[Data records]
==================================================
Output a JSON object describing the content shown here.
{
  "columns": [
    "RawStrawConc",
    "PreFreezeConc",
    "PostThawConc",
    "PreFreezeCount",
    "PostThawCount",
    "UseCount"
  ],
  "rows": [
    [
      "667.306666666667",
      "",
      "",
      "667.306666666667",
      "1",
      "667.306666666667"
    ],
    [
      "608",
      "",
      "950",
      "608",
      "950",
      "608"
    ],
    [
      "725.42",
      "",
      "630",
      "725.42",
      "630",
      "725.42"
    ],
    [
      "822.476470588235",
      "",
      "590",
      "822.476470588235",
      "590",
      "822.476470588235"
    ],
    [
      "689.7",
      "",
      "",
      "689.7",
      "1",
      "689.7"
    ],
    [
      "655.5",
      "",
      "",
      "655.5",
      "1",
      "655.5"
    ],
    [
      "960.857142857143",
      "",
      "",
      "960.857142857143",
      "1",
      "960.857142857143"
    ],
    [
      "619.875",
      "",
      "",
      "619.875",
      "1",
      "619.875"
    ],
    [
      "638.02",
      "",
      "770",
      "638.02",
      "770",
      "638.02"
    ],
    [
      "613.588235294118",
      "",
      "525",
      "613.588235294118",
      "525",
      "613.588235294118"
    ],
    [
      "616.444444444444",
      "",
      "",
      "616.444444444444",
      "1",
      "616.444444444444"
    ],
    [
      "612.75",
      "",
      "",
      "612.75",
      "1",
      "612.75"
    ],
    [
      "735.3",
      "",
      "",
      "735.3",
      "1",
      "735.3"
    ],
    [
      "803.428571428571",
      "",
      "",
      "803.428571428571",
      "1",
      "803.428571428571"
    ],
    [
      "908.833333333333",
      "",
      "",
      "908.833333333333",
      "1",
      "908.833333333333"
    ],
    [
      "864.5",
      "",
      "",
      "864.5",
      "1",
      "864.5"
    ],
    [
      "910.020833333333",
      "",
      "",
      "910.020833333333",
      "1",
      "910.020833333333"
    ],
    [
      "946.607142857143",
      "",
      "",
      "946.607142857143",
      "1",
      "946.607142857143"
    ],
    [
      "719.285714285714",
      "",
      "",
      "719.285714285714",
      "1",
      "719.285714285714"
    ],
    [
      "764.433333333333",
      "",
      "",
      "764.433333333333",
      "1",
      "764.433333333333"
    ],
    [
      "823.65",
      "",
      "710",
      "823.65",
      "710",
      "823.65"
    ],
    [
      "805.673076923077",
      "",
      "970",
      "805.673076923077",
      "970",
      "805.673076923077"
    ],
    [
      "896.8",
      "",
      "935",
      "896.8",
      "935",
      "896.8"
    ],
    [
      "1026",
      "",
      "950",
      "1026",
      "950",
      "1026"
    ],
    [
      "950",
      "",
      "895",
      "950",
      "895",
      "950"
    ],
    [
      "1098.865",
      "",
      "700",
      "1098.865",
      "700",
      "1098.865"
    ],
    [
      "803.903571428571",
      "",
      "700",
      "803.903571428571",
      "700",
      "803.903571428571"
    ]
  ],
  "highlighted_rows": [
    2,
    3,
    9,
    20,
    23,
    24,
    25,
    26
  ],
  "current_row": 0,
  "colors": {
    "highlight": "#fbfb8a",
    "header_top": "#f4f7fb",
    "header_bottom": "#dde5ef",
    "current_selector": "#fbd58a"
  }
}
==================================================
# Do this
Take the records above and return them exactly as written.

# Solution below
Output a JSON object describing the content shown here.
{
  "columns": [
    "RawStrawConc",
    "PreFreezeConc",
    "PostThawConc",
    "PreFreezeCount",
    "PostThawCount",
    "UseCount"
  ],
  "rows": [
    [
      "667.306666666667",
      "",
      "",
      "667.306666666667",
      "1",
      "667.306666666667"
    ],
    [
      "608",
      "",
      "950",
      "608",
      "950",
      "608"
    ],
    [
      "725.42",
      "",
      "630",
      "725.42",
      "630",
      "725.42"
    ],
    [
      "822.476470588235",
      "",
      "590",
      "822.476470588235",
      "590",
      "822.476470588235"
    ],
    [
      "689.7",
      "",
      "",
      "689.7",
      "1",
      "689.7"
    ],
    [
      "655.5",
      "",
      "",
      "655.5",
      "1",
      "655.5"
    ],
    [
      "960.857142857143",
      "",
      "",
      "960.857142857143",
      "1",
      "960.857142857143"
    ],
    [
      "619.875",
      "",
      "",
      "619.875",
      "1",
      "619.875"
    ],
    [
      "638.02",
      "",
      "770",
      "638.02",
      "770",
      "638.02"
    ],
    [
      "613.588235294118",
      "",
      "525",
      "613.588235294118",
      "525",
      "613.588235294118"
    ],
    [
      "616.444444444444",
      "",
      "",
      "616.444444444444",
      "1",
      "616.444444444444"
    ],
    [
      "612.75",
      "",
      "",
      "612.75",
      "1",
      "612.75"
    ],
    [
      "735.3",
      "",
      "",
      "735.3",
      "1",
      "735.3"
    ],
    [
      "803.428571428571",
      "",
      "",
      "803.428571428571",
      "1",
      "803.428571428571"
    ],
    [
      "908.833333333333",
      "",
      "",
      "908.833333333333",
      "1",
      "908.833333333333"
    ],
    [
      "864.5",
      "",
      "",
      "864.5",
      "1",
      "864.5"
    ],
    [
      "910.020833333333",
      "",
      "",
      "910.020833333333",
      "1",
      "910.020833333333"
    ],
    [
      "946.607142857143",
      "",
      "",
      "946.607142857143",
      "1",
      "946.607142857143"
    ],
    [
      "719.285714285714",
      "",
      "",
      "719.285714285714",
      "1",
      "719.285714285714"
    ],
    [
      "764.433333333333",
      "",
      "",
      "764.433333333333",
      "1",
      "764.433333333333"
    ],
    [
      "823.65",
      "",
      "710",
      "823.65",
      "710",
      "823.65"
    ],
    [
      "805.673076923077",
      "",
      "970",
      "805.673076923077",
      "970",
      "805.673076923077"
    ],
    [
      "896.8",
      "",
      "935",
      "896.8",
      "935",
      "896.8"
    ],
    [
      "1026",
      "",
      "950",
      "1026",
      "950",
      "1026"
    ],
    [
      "950",
      "",
      "895",
      "950",
      "895",
      "950"
    ],
    [
      "1098.865",
      "",
      "700",
      "1098.865",
      "700",
      "1098.865"
    ],
    [
      "803.903571428571",
      "",
      "700",
      "803.903571428571",
      "700",
      "803.903571428571"
    ]
  ],
  "highlighted_rows": [
    2,
    3,
    9,
    20,
    23,
    24,
    25,
    26
  ],
  "current_row": 0,
  "colors": {
    "highlight": "#fbfb8a",
    "header_top": "#f4f7fb",
    "header_bottom": "#dde5ef",
    "current_selector": "#fbd58a"
  }
}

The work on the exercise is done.